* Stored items
= = =
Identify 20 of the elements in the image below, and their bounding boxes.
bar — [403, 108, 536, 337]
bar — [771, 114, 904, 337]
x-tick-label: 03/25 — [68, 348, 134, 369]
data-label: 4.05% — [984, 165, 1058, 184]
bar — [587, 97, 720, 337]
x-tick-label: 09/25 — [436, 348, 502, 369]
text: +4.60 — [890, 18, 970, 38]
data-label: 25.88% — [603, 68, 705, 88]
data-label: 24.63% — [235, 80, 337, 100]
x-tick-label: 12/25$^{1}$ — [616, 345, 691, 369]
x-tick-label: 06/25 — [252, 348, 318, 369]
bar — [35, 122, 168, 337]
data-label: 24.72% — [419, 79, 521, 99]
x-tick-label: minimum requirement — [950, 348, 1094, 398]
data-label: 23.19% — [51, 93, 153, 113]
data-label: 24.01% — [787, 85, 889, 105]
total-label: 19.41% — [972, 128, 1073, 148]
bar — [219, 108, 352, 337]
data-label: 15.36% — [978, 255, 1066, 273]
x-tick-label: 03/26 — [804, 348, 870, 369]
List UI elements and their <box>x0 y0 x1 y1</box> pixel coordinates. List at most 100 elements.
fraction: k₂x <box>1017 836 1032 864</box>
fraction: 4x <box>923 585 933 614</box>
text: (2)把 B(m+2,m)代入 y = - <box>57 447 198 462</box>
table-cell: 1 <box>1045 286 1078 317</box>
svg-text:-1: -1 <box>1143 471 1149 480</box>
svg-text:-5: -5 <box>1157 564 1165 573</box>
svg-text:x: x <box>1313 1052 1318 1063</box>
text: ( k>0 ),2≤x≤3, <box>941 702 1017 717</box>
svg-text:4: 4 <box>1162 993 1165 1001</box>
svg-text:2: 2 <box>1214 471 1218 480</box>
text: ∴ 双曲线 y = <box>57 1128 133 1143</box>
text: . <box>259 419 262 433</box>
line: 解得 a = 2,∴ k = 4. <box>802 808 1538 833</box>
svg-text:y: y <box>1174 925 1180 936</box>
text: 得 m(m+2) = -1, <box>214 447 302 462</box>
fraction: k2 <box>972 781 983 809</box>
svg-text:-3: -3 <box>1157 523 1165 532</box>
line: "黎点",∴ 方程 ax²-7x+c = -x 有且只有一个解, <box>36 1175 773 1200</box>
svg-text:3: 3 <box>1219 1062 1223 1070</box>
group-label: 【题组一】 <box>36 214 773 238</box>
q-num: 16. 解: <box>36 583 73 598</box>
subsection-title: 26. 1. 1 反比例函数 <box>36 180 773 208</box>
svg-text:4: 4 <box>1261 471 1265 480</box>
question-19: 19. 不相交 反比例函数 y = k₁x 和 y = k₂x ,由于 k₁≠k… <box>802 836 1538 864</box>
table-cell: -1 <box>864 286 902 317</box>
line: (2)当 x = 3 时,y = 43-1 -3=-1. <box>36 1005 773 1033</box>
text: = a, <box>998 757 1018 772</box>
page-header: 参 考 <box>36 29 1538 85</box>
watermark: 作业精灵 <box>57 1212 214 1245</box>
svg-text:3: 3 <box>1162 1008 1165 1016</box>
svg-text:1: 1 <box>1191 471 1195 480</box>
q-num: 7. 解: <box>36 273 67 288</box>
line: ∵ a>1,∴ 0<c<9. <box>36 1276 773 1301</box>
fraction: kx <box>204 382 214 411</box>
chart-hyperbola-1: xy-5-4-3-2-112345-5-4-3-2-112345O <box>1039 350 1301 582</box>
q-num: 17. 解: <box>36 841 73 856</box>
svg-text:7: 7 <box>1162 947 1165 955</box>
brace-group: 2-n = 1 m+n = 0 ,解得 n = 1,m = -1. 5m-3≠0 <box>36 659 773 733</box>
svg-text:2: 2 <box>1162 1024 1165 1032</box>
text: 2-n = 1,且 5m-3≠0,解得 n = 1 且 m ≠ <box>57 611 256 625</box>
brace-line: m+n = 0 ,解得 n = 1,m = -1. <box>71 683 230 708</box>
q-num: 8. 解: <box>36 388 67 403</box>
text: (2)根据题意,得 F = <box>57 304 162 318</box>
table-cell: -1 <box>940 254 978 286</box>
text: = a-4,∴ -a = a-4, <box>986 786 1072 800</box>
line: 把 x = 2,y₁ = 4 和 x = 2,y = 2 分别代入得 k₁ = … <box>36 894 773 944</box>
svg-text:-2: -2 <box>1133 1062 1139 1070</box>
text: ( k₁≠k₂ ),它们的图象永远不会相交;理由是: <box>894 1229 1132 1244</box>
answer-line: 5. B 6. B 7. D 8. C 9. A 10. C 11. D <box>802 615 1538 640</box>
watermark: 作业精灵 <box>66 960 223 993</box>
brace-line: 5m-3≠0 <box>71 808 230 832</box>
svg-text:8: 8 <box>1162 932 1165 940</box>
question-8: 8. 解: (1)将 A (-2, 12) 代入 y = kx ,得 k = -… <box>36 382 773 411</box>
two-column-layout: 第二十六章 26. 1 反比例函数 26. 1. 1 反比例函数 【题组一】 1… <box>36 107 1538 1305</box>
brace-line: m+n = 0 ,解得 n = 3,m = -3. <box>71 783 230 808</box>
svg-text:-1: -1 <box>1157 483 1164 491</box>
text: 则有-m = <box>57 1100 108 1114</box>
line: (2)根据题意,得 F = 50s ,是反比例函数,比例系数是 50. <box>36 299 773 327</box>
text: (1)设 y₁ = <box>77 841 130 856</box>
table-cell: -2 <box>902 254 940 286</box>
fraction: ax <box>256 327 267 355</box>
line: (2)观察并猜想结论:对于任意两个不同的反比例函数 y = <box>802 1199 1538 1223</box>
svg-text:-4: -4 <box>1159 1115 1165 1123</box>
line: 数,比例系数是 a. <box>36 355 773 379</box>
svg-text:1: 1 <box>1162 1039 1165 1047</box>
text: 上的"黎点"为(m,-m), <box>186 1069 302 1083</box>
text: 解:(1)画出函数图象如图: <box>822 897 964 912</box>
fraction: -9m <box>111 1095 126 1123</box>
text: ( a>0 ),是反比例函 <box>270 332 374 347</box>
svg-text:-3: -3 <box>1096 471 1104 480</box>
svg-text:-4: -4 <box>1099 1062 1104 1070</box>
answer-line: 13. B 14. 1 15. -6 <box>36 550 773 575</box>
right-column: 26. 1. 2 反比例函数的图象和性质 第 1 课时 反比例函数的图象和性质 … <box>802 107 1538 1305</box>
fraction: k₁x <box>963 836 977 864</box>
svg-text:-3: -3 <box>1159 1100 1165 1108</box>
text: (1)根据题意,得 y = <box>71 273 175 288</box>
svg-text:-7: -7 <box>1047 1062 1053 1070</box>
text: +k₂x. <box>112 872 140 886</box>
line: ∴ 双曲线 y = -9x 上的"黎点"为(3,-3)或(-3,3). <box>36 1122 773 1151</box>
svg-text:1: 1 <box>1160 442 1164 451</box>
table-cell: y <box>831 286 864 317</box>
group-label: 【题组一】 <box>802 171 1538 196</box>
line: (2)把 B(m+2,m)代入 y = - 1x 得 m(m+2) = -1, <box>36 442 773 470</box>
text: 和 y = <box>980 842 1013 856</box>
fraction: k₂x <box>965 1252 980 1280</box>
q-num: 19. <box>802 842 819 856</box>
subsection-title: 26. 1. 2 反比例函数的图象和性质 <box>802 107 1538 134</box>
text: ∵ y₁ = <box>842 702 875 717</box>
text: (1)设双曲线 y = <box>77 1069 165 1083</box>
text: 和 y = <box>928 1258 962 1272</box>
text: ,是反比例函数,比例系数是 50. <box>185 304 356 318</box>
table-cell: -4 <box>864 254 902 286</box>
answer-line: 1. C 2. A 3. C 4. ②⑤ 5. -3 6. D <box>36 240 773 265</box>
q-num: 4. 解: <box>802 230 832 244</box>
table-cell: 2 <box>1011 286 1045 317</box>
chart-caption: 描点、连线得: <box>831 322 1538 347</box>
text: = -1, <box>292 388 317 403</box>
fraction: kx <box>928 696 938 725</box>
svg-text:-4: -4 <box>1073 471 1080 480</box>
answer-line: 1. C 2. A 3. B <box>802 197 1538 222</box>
= = =
* SET TASK
Could you reproduce, word for word, every line from the very start of the entries down to the line containing "bar — [219, 108, 352, 337]", including both of those ends?

* ANSWER
Identify 20 of the elements in the image below, and their bounding boxes.
bar — [403, 108, 536, 337]
bar — [771, 114, 904, 337]
x-tick-label: 03/25 — [68, 348, 134, 369]
data-label: 4.05% — [984, 165, 1058, 184]
bar — [587, 97, 720, 337]
x-tick-label: 09/25 — [436, 348, 502, 369]
text: +4.60 — [890, 18, 970, 38]
data-label: 25.88% — [603, 68, 705, 88]
data-label: 24.63% — [235, 80, 337, 100]
x-tick-label: 12/25$^{1}$ — [616, 345, 691, 369]
x-tick-label: 06/25 — [252, 348, 318, 369]
bar — [35, 122, 168, 337]
data-label: 24.72% — [419, 79, 521, 99]
x-tick-label: minimum requirement — [950, 348, 1094, 398]
data-label: 23.19% — [51, 93, 153, 113]
data-label: 24.01% — [787, 85, 889, 105]
total-label: 19.41% — [972, 128, 1073, 148]
bar — [219, 108, 352, 337]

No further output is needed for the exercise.